> [SELECTED EXCERPT]:
################

Bourbon & Barns recently caught up with Brian Haara, author of the new book Bourbon Justice: How Whiskey Law Shaped America. Attentive readers may remember Brian is a Louisville attorney, history fan and bourbon enthusiast who writes the Sipp’n Corn blog (now found at www.brianhaara.com). He even kindly shared a very interesting post about the Bottled in Bond Act with this blog last year.
Check out the interview about Brian’s new book and links for purchase below:
Bourbon & Barns: Brian, I understand you are an attorney in Louisville. Can you tell us a little about your background? Does any of your law practice concentrate on the bourbon industry? What does that entail?
Brian Haara: I moved to Kentucky in 1993 to attend law school at the University of Kentucky, and then moved to Louisville in 1996 and began practicing law. I’ve lived here ever since.
I solve problems for businesses and entrepreneurs, whether they’re involved in litigation or they’re trying to avoid litigation. In 2007, along with two of my law partners, we broke off from our old firm and founded Tachau Meek PLC, which is a business litigation boutique firm. I like to imagine that we’re the type of firm that Col. E. H. Taylor, Jr. would have hired for his overabundance of litigation.
And yes, that means that part of my practice involves representing clients who own distilleries, who are employed at distilleries, and who need legal advice on distilling, blending, or selling spirits. Part of that involves bourbon trademark litigation, which happens to be a prominent part of Bourbon Justice.
B&B: So what compelled you to write this book? Was there a particular case that sparked your interest?
BH: I stumbled upon Pepper v. Labrot, a bourbon trademark case from the late 1800’s, in 2013 and I was hooked. I have always been a history fan, I had been a bourbon enthusiast since before it was cool, and suddenly I found a case that blended history, law, and bourbon. So I researched more and was fascinated by what I found and how often it told a different story than the standard marketing line.
My first step was starting my Sipp’n Corn® blog almost immediately after finding Pepper v. Labrot. I wanted to share my newfound discovery that dusty bourbon lawsuits tell the story of historic brands while also leading the development of American commercial law and telling the story of our nation. I learned that bourbon and history go hand-in-hand and that I could rely on historic lawsuits from the late 1800’s and early 1900’s to provide proven facts that were found by courts to be reliable, as opposed to notoriously unreliable oral history and marketing legends.
Then I discovered that bourbon is still at the leading edge of commercial law and governmental regulation today, and with a little encouragement from readers, I realized that other people found this perspective interesting too.
Writing a book was always the ultimate goal; I just needed to research enough material first and find a way to tie it all together.

################

> [DATASET ENTRIES]:
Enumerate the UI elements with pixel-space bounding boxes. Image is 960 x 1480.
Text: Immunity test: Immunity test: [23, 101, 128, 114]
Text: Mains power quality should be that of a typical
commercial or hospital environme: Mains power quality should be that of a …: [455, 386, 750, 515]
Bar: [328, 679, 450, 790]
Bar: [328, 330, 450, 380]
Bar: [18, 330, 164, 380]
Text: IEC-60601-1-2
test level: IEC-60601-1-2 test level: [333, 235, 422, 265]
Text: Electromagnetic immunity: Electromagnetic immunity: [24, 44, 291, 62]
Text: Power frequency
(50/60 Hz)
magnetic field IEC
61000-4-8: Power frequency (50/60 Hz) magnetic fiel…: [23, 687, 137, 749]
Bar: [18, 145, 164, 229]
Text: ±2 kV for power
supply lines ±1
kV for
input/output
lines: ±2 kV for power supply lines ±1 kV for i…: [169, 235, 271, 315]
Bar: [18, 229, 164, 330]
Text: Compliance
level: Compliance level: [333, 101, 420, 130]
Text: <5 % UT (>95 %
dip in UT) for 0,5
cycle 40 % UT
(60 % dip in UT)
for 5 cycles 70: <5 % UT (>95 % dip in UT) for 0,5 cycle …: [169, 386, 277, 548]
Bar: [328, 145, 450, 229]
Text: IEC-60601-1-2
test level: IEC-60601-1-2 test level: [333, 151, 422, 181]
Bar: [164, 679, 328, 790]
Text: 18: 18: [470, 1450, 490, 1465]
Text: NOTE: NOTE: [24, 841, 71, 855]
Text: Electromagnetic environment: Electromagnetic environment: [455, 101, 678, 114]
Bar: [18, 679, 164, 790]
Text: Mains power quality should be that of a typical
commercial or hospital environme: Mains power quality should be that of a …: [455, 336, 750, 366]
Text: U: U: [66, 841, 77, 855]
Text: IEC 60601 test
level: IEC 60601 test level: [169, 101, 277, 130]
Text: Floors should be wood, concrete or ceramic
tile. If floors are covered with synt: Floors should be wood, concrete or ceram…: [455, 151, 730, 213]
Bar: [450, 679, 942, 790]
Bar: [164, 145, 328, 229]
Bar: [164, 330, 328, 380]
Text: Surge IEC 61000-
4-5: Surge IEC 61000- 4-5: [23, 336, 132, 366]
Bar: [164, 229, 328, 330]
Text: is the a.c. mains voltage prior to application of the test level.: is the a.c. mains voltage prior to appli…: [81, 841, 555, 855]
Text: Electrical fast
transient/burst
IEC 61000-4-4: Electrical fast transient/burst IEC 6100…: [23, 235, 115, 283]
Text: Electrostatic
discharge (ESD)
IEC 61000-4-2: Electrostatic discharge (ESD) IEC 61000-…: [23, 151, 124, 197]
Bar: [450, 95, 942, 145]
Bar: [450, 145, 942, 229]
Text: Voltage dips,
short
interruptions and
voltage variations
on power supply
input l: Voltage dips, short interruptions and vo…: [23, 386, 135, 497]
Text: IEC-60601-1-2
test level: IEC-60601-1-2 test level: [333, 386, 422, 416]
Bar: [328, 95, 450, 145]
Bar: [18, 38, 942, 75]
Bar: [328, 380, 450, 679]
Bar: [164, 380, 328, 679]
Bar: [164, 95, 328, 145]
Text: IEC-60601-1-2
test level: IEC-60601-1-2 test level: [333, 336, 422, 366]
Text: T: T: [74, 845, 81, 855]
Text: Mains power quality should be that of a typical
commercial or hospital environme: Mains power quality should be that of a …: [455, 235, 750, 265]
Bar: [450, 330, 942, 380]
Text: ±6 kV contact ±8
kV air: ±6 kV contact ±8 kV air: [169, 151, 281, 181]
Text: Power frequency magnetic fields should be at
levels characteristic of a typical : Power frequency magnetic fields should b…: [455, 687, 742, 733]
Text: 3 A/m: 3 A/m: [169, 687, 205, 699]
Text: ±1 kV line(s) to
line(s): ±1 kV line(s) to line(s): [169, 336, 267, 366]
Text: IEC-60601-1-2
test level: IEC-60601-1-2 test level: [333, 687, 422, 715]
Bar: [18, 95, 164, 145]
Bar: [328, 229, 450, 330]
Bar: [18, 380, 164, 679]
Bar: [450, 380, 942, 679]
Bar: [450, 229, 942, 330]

################

> [STATED GOAL 1]: In the interview, what is the name of the firm Brian Haara co-founded in 2007?
> [STATED GOAL 2]: List every specific calendar year that Brian Haara gives in the interview as the date of an event in his own life.
> [STATED GOAL 3]: Please retype the interview starting with "Brian Haara: I" and going on through "overabundance of litigation.".

> [RESULT 1]: Tachau Meek PLC

> [RESULT 2]: 1993, 1996, 2007, 2013

> [RESULT 3]:
Brian Haara: I moved to Kentucky in 1993 to attend law school at the University of Kentucky, and then moved to Louisville in 1996 and began practicing law. I’ve lived here ever since.
I solve problems for businesses and entrepreneurs, whether they’re involved in litigation or they’re trying to avoid litigation. In 2007, along with two of my law partners, we broke off from our old firm and founded Tachau Meek PLC, which is a business litigation boutique firm. I like to imagine that we’re the type of firm that Col. E. H. Taylor, Jr. would have hired for his overabundance of litigation.